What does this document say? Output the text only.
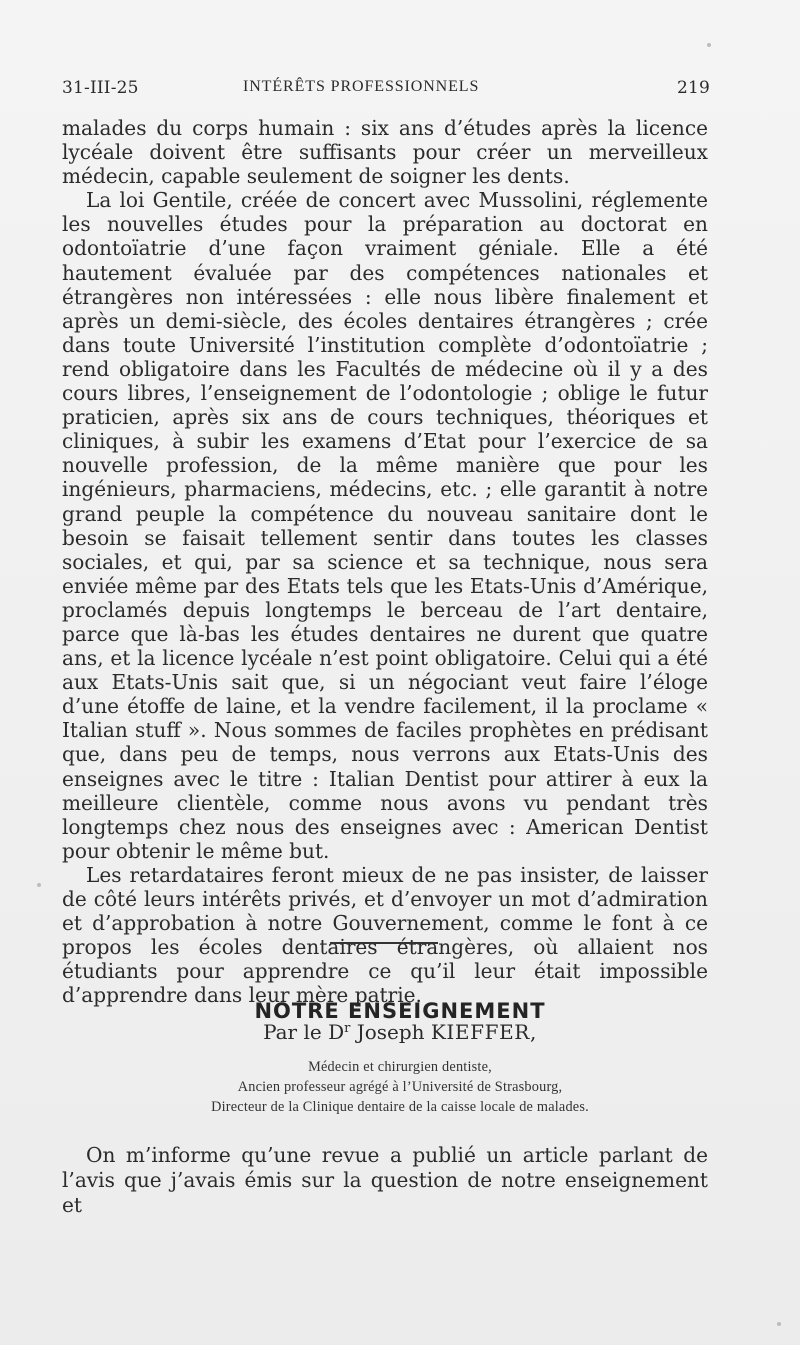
31-III-25	INTÉRÊTS PROFESSIONNELS	219

malades du corps humain : six ans d’études après la licence lycéale doivent être suffisants pour créer un merveilleux médecin, capable seulement de soigner les dents.

La loi Gentile, créée de concert avec Mussolini, réglemente les nouvelles études pour la préparation au doctorat en odontoïatrie d’une façon vraiment géniale. Elle a été hautement évaluée par des compétences nationales et étrangères non intéressées : elle nous libère finalement et après un demi-siècle, des écoles dentaires étrangères ; crée dans toute Université l’institution complète d’odontoïatrie ; rend obligatoire dans les Facultés de médecine où il y a des cours libres, l’enseignement de l’odontologie ; oblige le futur praticien, après six ans de cours techniques, théoriques et cliniques, à subir les examens d’Etat pour l’exercice de sa nouvelle profession, de la même manière que pour les ingénieurs, pharmaciens, médecins, etc. ; elle garantit à notre grand peuple la compétence du nouveau sanitaire dont le besoin se faisait tellement sentir dans toutes les classes sociales, et qui, par sa science et sa technique, nous sera enviée même par des Etats tels que les Etats-Unis d’Amérique, proclamés depuis longtemps le berceau de l’art dentaire, parce que là-bas les études dentaires ne durent que quatre ans, et la licence lycéale n’est point obligatoire. Celui qui a été aux Etats-Unis sait que, si un négociant veut faire l’éloge d’une étoffe de laine, et la vendre facilement, il la proclame « Italian stuff ». Nous sommes de faciles prophètes en prédisant que, dans peu de temps, nous verrons aux Etats-Unis des enseignes avec le titre : Italian Dentist pour attirer à eux la meilleure clientèle, comme nous avons vu pendant très longtemps chez nous des enseignes avec : American Dentist pour obtenir le même but.

Les retardataires feront mieux de ne pas insister, de laisser de côté leurs intérêts privés, et d’envoyer un mot d’admiration et d’approbation à notre Gouvernement, comme le font à ce propos les écoles dentaires étrangères, où allaient nos étudiants pour apprendre ce qu’il leur était impossible d’apprendre dans leur mère patrie.

NOTRE ENSEIGNEMENT
Par le $D^r$ Joseph KIEFFER,
Médecin et chirurgien dentiste,
Ancien professeur agrégé à l’Université de Strasbourg,
Directeur de la Clinique dentaire de la caisse locale de malades.

On m’informe qu’une revue a publié un article parlant de l’avis que j’avais émis sur la question de notre enseignement et
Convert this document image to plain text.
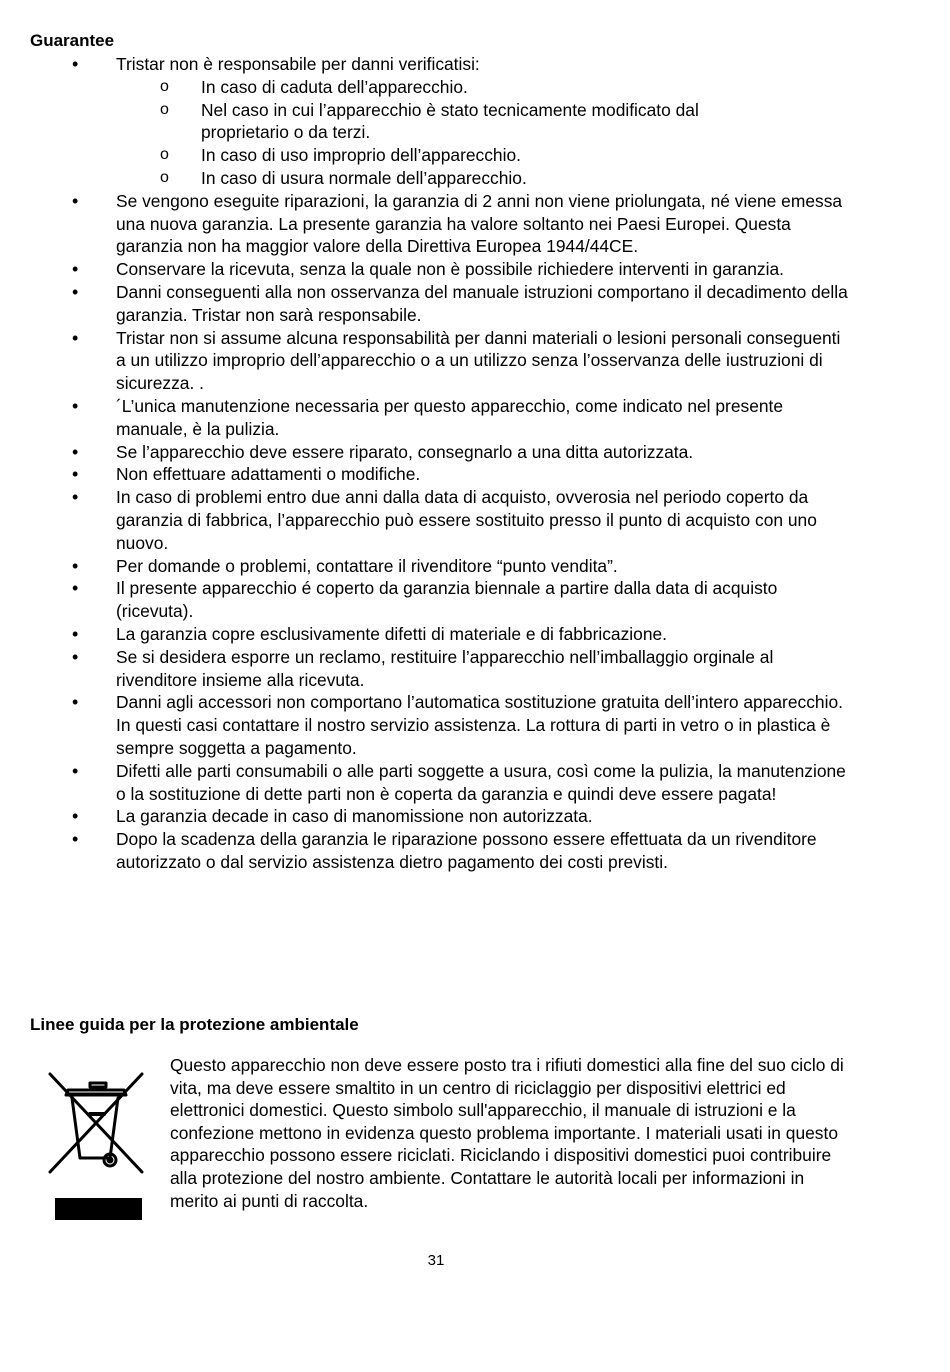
Guarantee
• Tristar non è responsabile per danni verificatisi:
o In caso di caduta dell’apparecchio.
o Nel caso in cui l’apparecchio è stato tecnicamente modificato dal proprietario o da terzi.
o In caso di uso improprio dell’apparecchio.
o In caso di usura normale dell’apparecchio.
• Se vengono eseguite riparazioni, la garanzia di 2 anni non viene priolungata, né viene emessa una nuova garanzia. La presente garanzia ha valore soltanto nei Paesi Europei. Questa garanzia non ha maggior valore della Direttiva Europea 1944/44CE.
• Conservare la ricevuta, senza la quale non è possibile richiedere interventi in garanzia.
• Danni conseguenti alla non osservanza del manuale istruzioni comportano il decadimento della garanzia. Tristar non sarà responsabile.
• Tristar non si assume alcuna responsabilità per danni materiali o lesioni personali conseguenti a un utilizzo improprio dell’apparecchio o a un utilizzo senza l’osservanza delle iustruzioni di sicurezza. .
• ´L’unica manutenzione necessaria per questo apparecchio, come indicato nel presente manuale, è la pulizia.
• Se l’apparecchio deve essere riparato, consegnarlo a una ditta autorizzata.
• Non effettuare adattamenti o modifiche.
• In caso di problemi entro due anni dalla data di acquisto, ovverosia nel periodo coperto da garanzia di fabbrica, l’apparecchio può essere sostituito presso il punto di acquisto con uno nuovo.
• Per domande o problemi, contattare il rivenditore “punto vendita”.
• Il presente apparecchio é coperto da garanzia biennale a partire dalla data di acquisto (ricevuta).
• La garanzia copre esclusivamente difetti di materiale e di fabbricazione.
• Se si desidera esporre un reclamo, restituire l’apparecchio nell’imballaggio orginale al rivenditore insieme alla ricevuta.
• Danni agli accessori non comportano l’automatica sostituzione gratuita dell’intero apparecchio. In questi casi contattare il nostro servizio assistenza. La rottura di parti in vetro o in plastica è sempre soggetta a pagamento.
• Difetti alle parti consumabili o alle parti soggette a usura, così come la pulizia, la manutenzione o la sostituzione di dette parti non è coperta da garanzia e quindi deve essere pagata!
• La garanzia decade in caso di manomissione non autorizzata.
• Dopo la scadenza della garanzia le riparazione possono essere effettuata da un rivenditore autorizzato o dal servizio assistenza dietro pagamento dei costi previsti.
Linee guida per la protezione ambientale

Questo apparecchio non deve essere posto tra i rifiuti domestici alla fine del suo ciclo di vita, ma deve essere smaltito in un centro di riciclaggio per dispositivi elettrici ed elettronici domestici. Questo simbolo sull'apparecchio, il manuale di istruzioni e la confezione mettono in evidenza questo problema importante. I materiali usati in questo apparecchio possono essere riciclati. Riciclando i dispositivi domestici puoi contribuire alla protezione del nostro ambiente. Contattare le autorità locali per informazioni in merito ai punti di raccolta.

31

◇ ◇ ◇ ◇ ◇

• **EXERCISE**: Check each line in the listing above for the string "document", then report how many lines contain it, with no other text.

• **EXERCISE ANSWER**: 2